§ TASK BRIEF
Transcribe the listing exactly, leaving out every picture.
====
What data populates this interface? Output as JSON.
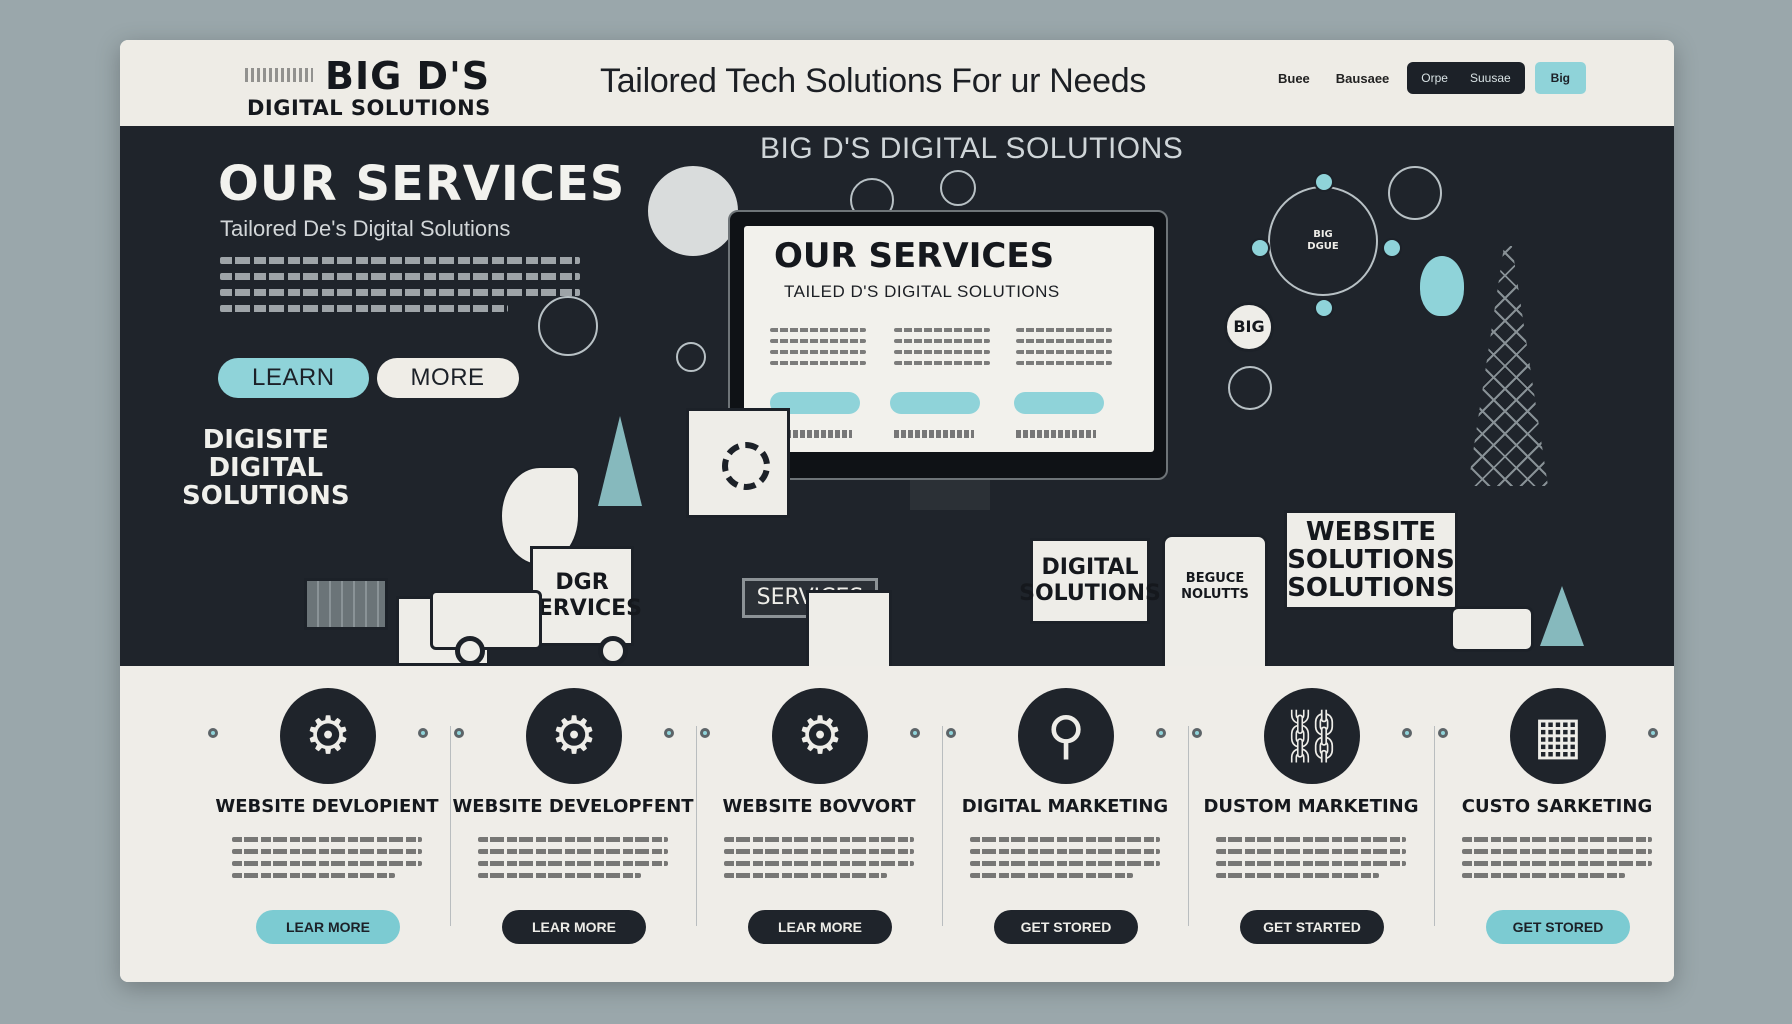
{
  "header": {
    "logo_line1": "BIG D'S",
    "logo_line2": "DIGITAL SOLUTIONS",
    "tagline": "Tailored Tech Solutions For ur Needs",
    "nav_links": [
      "Buee",
      "Bausaee"
    ],
    "nav_pill_items": [
      "Orpe",
      "Suusae"
    ],
    "nav_cta": "Big"
  },
  "hero": {
    "background_title": "BIG D'S DIGITAL SOLUTIONS",
    "title": "OUR SERVICES",
    "subtitle": "Tailored De's Digital Solutions",
    "buttons": {
      "learn": "LEARN",
      "more": "MORE"
    },
    "side_label": "DIGISITE\nDIGITAL\nSOLUTIONS",
    "monitor_title": "OUR SERVICES",
    "monitor_subtitle": "TAILED D'S DIGITAL SOLUTIONS",
    "signs": {
      "dgr_services": "DGR\nSERVICES",
      "services": "SERVICES",
      "digital_solutions": "DIGITAL\nSOLUTIONS",
      "phone": "BEGUCE\nNOLUTTS",
      "website_solutions": "WEBSITE\nSOLUTIONS\nSOLUTIONS",
      "badge": "BIG",
      "hub": "BIG\nDGUE"
    }
  },
  "services": [
    {
      "title": "WEBSITE DEVLOPIENT",
      "button": "LEAR MORE",
      "button_style": "teal",
      "icon": "gear-icon"
    },
    {
      "title": "WEBSITE DEVELOPFENT",
      "button": "LEAR MORE",
      "button_style": "dark",
      "icon": "gear-icon"
    },
    {
      "title": "WEBSITE BOVVORT",
      "button": "LEAR MORE",
      "button_style": "dark",
      "icon": "gear-icon"
    },
    {
      "title": "DIGITAL MARKETING",
      "button": "GET STORED",
      "button_style": "dark",
      "icon": "magnifier-icon"
    },
    {
      "title": "DUSTOM MARKETING",
      "button": "GET STARTED",
      "button_style": "dark",
      "icon": "chain-icon"
    },
    {
      "title": "CUSTO SARKETING",
      "button": "GET STORED",
      "button_style": "teal",
      "icon": "document-icon"
    }
  ],
  "colors": {
    "accent": "#8fd3d9",
    "dark": "#1f242b",
    "paper": "#efede8"
  }
}
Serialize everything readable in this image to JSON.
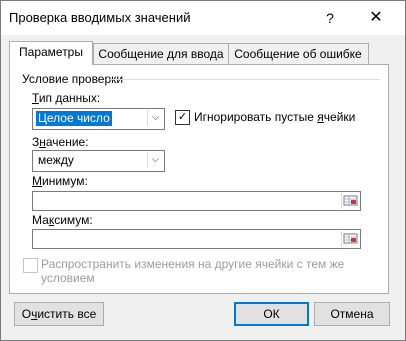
{
  "window": {
    "title": "Проверка вводимых значений",
    "help_label": "?",
    "close_label": "✕"
  },
  "tabs": [
    {
      "label": "Параметры",
      "active": true
    },
    {
      "label": "Сообщение для ввода",
      "active": false
    },
    {
      "label": "Сообщение об ошибке",
      "active": false
    }
  ],
  "panel": {
    "group_title": "Условие проверки",
    "data_type_label_u": "Т",
    "data_type_label_rest": "ип данных:",
    "data_type_value": "Целое число",
    "ignore_blank_label_prefix": "Игнорировать пустые ",
    "ignore_blank_label_u": "я",
    "ignore_blank_label_suffix": "чейки",
    "ignore_blank_checked": "✓",
    "value_label_prefix": "З",
    "value_label_u": "н",
    "value_label_rest": "ачение:",
    "value_value": "между",
    "min_label_u": "М",
    "min_label_rest": "инимум:",
    "min_value": "",
    "max_label_prefix": "Ма",
    "max_label_u": "к",
    "max_label_rest": "симум:",
    "max_value": "",
    "apply_label": "Распространить изменения на другие ячейки с тем же условием"
  },
  "buttons": {
    "clear_prefix": "О",
    "clear_u": "ч",
    "clear_rest": "истить все",
    "ok": "ОК",
    "cancel": "Отмена"
  },
  "colors": {
    "accent": "#0078d7",
    "dialog_bg": "#f0f0f0"
  }
}
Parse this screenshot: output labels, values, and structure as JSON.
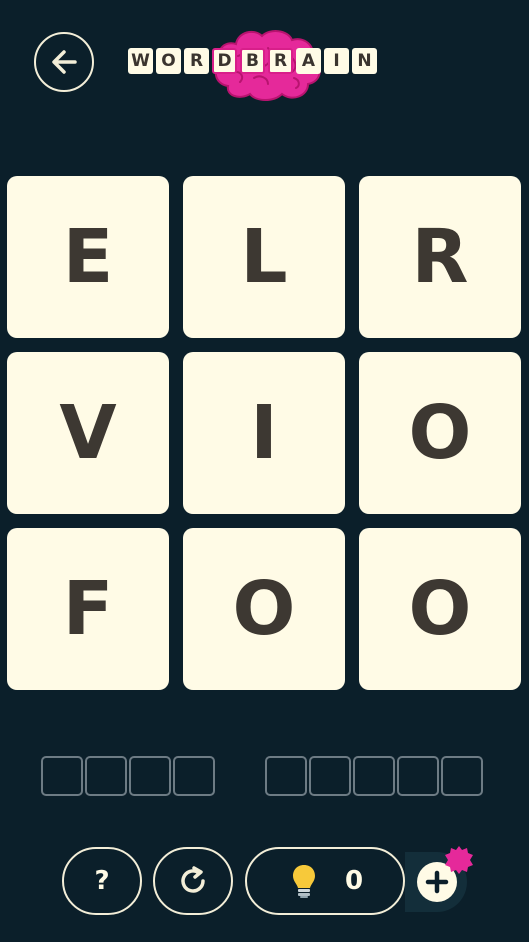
{
  "header": {
    "back_icon": "arrow-left-icon",
    "logo_letters": [
      "W",
      "O",
      "R",
      "D",
      "B",
      "R",
      "A",
      "I",
      "N"
    ],
    "logo_color": "#e5299a"
  },
  "board": {
    "tiles": [
      "E",
      "L",
      "R",
      "V",
      "I",
      "O",
      "F",
      "O",
      "O"
    ]
  },
  "answer_slots": {
    "word_lengths": [
      4,
      5
    ]
  },
  "toolbar": {
    "help_label": "?",
    "restart_icon": "restart-icon",
    "hint_icon": "lightbulb-icon",
    "hint_count": "0",
    "add_icon": "plus-icon"
  },
  "colors": {
    "background": "#0b1f2a",
    "tile": "#fffbe6",
    "letter": "#3d3832",
    "accent": "#e5299a"
  }
}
====
§ ANSWER TO THE EXERCISE
What data populates this interface? Output as JSON.
{
  "header": {
    "logo_line1": "BIG D'S",
    "logo_line2": "DIGITAL SOLUTIONS",
    "tagline": "Tailored Tech Solutions For ur Needs",
    "nav_links": [
      "Buee",
      "Bausaee"
    ],
    "nav_pill_items": [
      "Orpe",
      "Suusae"
    ],
    "nav_cta": "Big"
  },
  "hero": {
    "background_title": "BIG D'S DIGITAL SOLUTIONS",
    "title": "OUR SERVICES",
    "subtitle": "Tailored De's Digital Solutions",
    "buttons": {
      "learn": "LEARN",
      "more": "MORE"
    },
    "side_label": "DIGISITE\nDIGITAL\nSOLUTIONS",
    "monitor_title": "OUR SERVICES",
    "monitor_subtitle": "TAILED D'S DIGITAL SOLUTIONS",
    "signs": {
      "dgr_services": "DGR\nSERVICES",
      "services": "SERVICES",
      "digital_solutions": "DIGITAL\nSOLUTIONS",
      "phone": "BEGUCE\nNOLUTTS",
      "website_solutions": "WEBSITE\nSOLUTIONS\nSOLUTIONS",
      "badge": "BIG",
      "hub": "BIG\nDGUE"
    }
  },
  "services": [
    {
      "title": "WEBSITE DEVLOPIENT",
      "button": "LEAR MORE",
      "button_style": "teal",
      "icon": "gear-icon"
    },
    {
      "title": "WEBSITE DEVELOPFENT",
      "button": "LEAR MORE",
      "button_style": "dark",
      "icon": "gear-icon"
    },
    {
      "title": "WEBSITE BOVVORT",
      "button": "LEAR MORE",
      "button_style": "dark",
      "icon": "gear-icon"
    },
    {
      "title": "DIGITAL MARKETING",
      "button": "GET STORED",
      "button_style": "dark",
      "icon": "magnifier-icon"
    },
    {
      "title": "DUSTOM MARKETING",
      "button": "GET STARTED",
      "button_style": "dark",
      "icon": "chain-icon"
    },
    {
      "title": "CUSTO SARKETING",
      "button": "GET STORED",
      "button_style": "teal",
      "icon": "document-icon"
    }
  ],
  "colors": {
    "accent": "#8fd3d9",
    "dark": "#1f242b",
    "paper": "#efede8"
  }
}
Serialize everything readable in this image to JSON.
{
  "window": {
    "title": "Проверка вводимых значений",
    "help_label": "?",
    "close_label": "✕"
  },
  "tabs": [
    {
      "label": "Параметры",
      "active": true
    },
    {
      "label": "Сообщение для ввода",
      "active": false
    },
    {
      "label": "Сообщение об ошибке",
      "active": false
    }
  ],
  "panel": {
    "group_title": "Условие проверки",
    "data_type_label_u": "Т",
    "data_type_label_rest": "ип данных:",
    "data_type_value": "Целое число",
    "ignore_blank_label_prefix": "Игнорировать пустые ",
    "ignore_blank_label_u": "я",
    "ignore_blank_label_suffix": "чейки",
    "ignore_blank_checked": "✓",
    "value_label_prefix": "З",
    "value_label_u": "н",
    "value_label_rest": "ачение:",
    "value_value": "между",
    "min_label_u": "М",
    "min_label_rest": "инимум:",
    "min_value": "",
    "max_label_prefix": "Ма",
    "max_label_u": "к",
    "max_label_rest": "симум:",
    "max_value": "",
    "apply_label": "Распространить изменения на другие ячейки с тем же условием"
  },
  "buttons": {
    "clear_prefix": "О",
    "clear_u": "ч",
    "clear_rest": "истить все",
    "ok": "ОК",
    "cancel": "Отмена"
  },
  "colors": {
    "accent": "#0078d7",
    "dialog_bg": "#f0f0f0"
  }
}
Parse this screenshot: output labels, values, and structure as JSON.
{
  "header": {
    "back_icon": "arrow-left-icon",
    "logo_letters": [
      "W",
      "O",
      "R",
      "D",
      "B",
      "R",
      "A",
      "I",
      "N"
    ],
    "logo_color": "#e5299a"
  },
  "board": {
    "tiles": [
      "E",
      "L",
      "R",
      "V",
      "I",
      "O",
      "F",
      "O",
      "O"
    ]
  },
  "answer_slots": {
    "word_lengths": [
      4,
      5
    ]
  },
  "toolbar": {
    "help_label": "?",
    "restart_icon": "restart-icon",
    "hint_icon": "lightbulb-icon",
    "hint_count": "0",
    "add_icon": "plus-icon"
  },
  "colors": {
    "background": "#0b1f2a",
    "tile": "#fffbe6",
    "letter": "#3d3832",
    "accent": "#e5299a"
  }
}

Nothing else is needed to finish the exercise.